## Start
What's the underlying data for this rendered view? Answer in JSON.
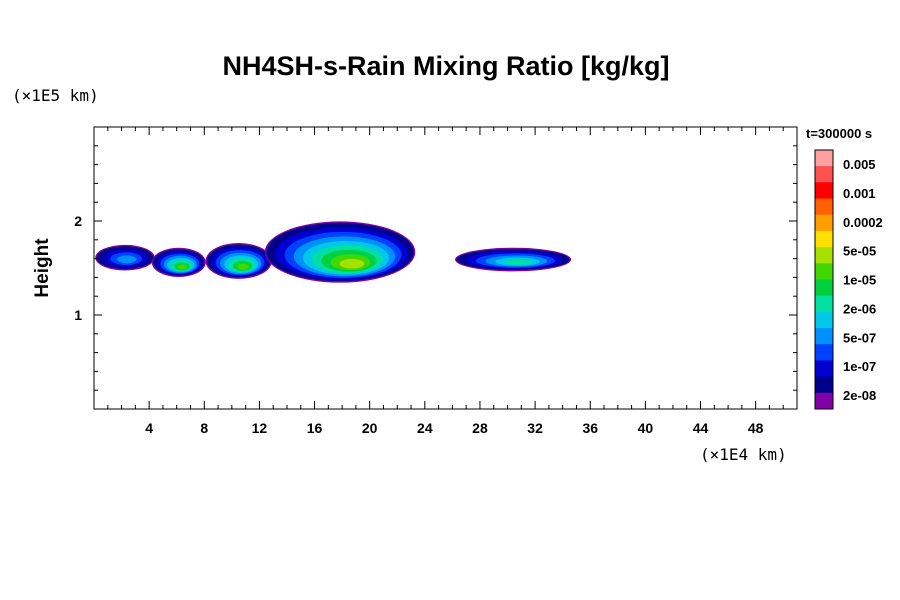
{
  "chart_data": {
    "type": "heatmap",
    "title": "NH4SH-s-Rain Mixing Ratio [kg/kg]",
    "xlabel": "",
    "ylabel": "Height",
    "x_unit": "(×1E4 km)",
    "y_unit": "(×1E5 km)",
    "xlim": [
      0,
      51
    ],
    "ylim": [
      0,
      3
    ],
    "x_ticks": [
      4,
      8,
      12,
      16,
      20,
      24,
      28,
      32,
      36,
      40,
      44,
      48
    ],
    "y_ticks": [
      1,
      2
    ],
    "colorbar": {
      "title": "t=300000 s",
      "labels": [
        "0.005",
        "0.001",
        "0.0002",
        "5e-05",
        "1e-05",
        "2e-06",
        "5e-07",
        "1e-07",
        "2e-08"
      ],
      "colors_top_to_bottom": [
        "#ff9f9f",
        "#ff5050",
        "#ff0000",
        "#ff6000",
        "#ffa000",
        "#ffe000",
        "#a8e000",
        "#40d800",
        "#00d040",
        "#00e0a0",
        "#00c8e8",
        "#0090ff",
        "#0040ff",
        "#0000d0",
        "#00008a",
        "#8000a8"
      ]
    },
    "shading": {
      "outline_color": "#8000a8",
      "levels_outer_to_inner": [
        "#00008a",
        "#0000d0",
        "#0040ff",
        "#0090ff",
        "#00c8e8",
        "#00e0a0",
        "#00d040",
        "#40d800",
        "#a8e000"
      ]
    },
    "regions": [
      {
        "x": [
          0.2,
          4.3
        ],
        "y": [
          1.49,
          1.73
        ],
        "peak_level": 4
      },
      {
        "x": [
          4.3,
          8.0
        ],
        "y": [
          1.42,
          1.7
        ],
        "peak_level": 8
      },
      {
        "x": [
          8.2,
          12.8
        ],
        "y": [
          1.4,
          1.75
        ],
        "peak_level": 8
      },
      {
        "x": [
          12.5,
          23.2
        ],
        "y": [
          1.36,
          1.98
        ],
        "peak_level": 9
      },
      {
        "x": [
          26.3,
          34.5
        ],
        "y": [
          1.48,
          1.7
        ],
        "peak_level": 6
      }
    ]
  }
}
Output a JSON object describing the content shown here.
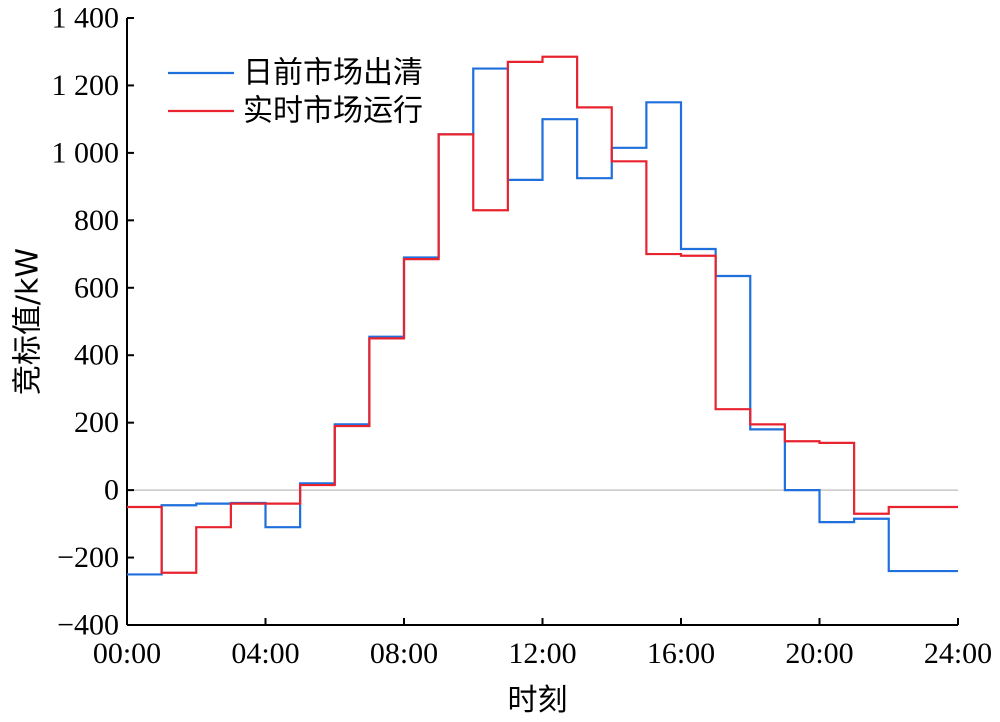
## End
■ **Given exercise**
In your copy, leave out the pictures and reproduce the material above exactly.

■ **Solution to this exercise**
What's the underlying data for this rendered view? Answer in JSON.
{
  "chart_data": {
    "type": "heatmap",
    "title": "NH4SH-s-Rain Mixing Ratio [kg/kg]",
    "xlabel": "",
    "ylabel": "Height",
    "x_unit": "(×1E4 km)",
    "y_unit": "(×1E5 km)",
    "xlim": [
      0,
      51
    ],
    "ylim": [
      0,
      3
    ],
    "x_ticks": [
      4,
      8,
      12,
      16,
      20,
      24,
      28,
      32,
      36,
      40,
      44,
      48
    ],
    "y_ticks": [
      1,
      2
    ],
    "colorbar": {
      "title": "t=300000 s",
      "labels": [
        "0.005",
        "0.001",
        "0.0002",
        "5e-05",
        "1e-05",
        "2e-06",
        "5e-07",
        "1e-07",
        "2e-08"
      ],
      "colors_top_to_bottom": [
        "#ff9f9f",
        "#ff5050",
        "#ff0000",
        "#ff6000",
        "#ffa000",
        "#ffe000",
        "#a8e000",
        "#40d800",
        "#00d040",
        "#00e0a0",
        "#00c8e8",
        "#0090ff",
        "#0040ff",
        "#0000d0",
        "#00008a",
        "#8000a8"
      ]
    },
    "shading": {
      "outline_color": "#8000a8",
      "levels_outer_to_inner": [
        "#00008a",
        "#0000d0",
        "#0040ff",
        "#0090ff",
        "#00c8e8",
        "#00e0a0",
        "#00d040",
        "#40d800",
        "#a8e000"
      ]
    },
    "regions": [
      {
        "x": [
          0.2,
          4.3
        ],
        "y": [
          1.49,
          1.73
        ],
        "peak_level": 4
      },
      {
        "x": [
          4.3,
          8.0
        ],
        "y": [
          1.42,
          1.7
        ],
        "peak_level": 8
      },
      {
        "x": [
          8.2,
          12.8
        ],
        "y": [
          1.4,
          1.75
        ],
        "peak_level": 8
      },
      {
        "x": [
          12.5,
          23.2
        ],
        "y": [
          1.36,
          1.98
        ],
        "peak_level": 9
      },
      {
        "x": [
          26.3,
          34.5
        ],
        "y": [
          1.48,
          1.7
        ],
        "peak_level": 6
      }
    ]
  }
}
Output a JSON object describing the content shown here.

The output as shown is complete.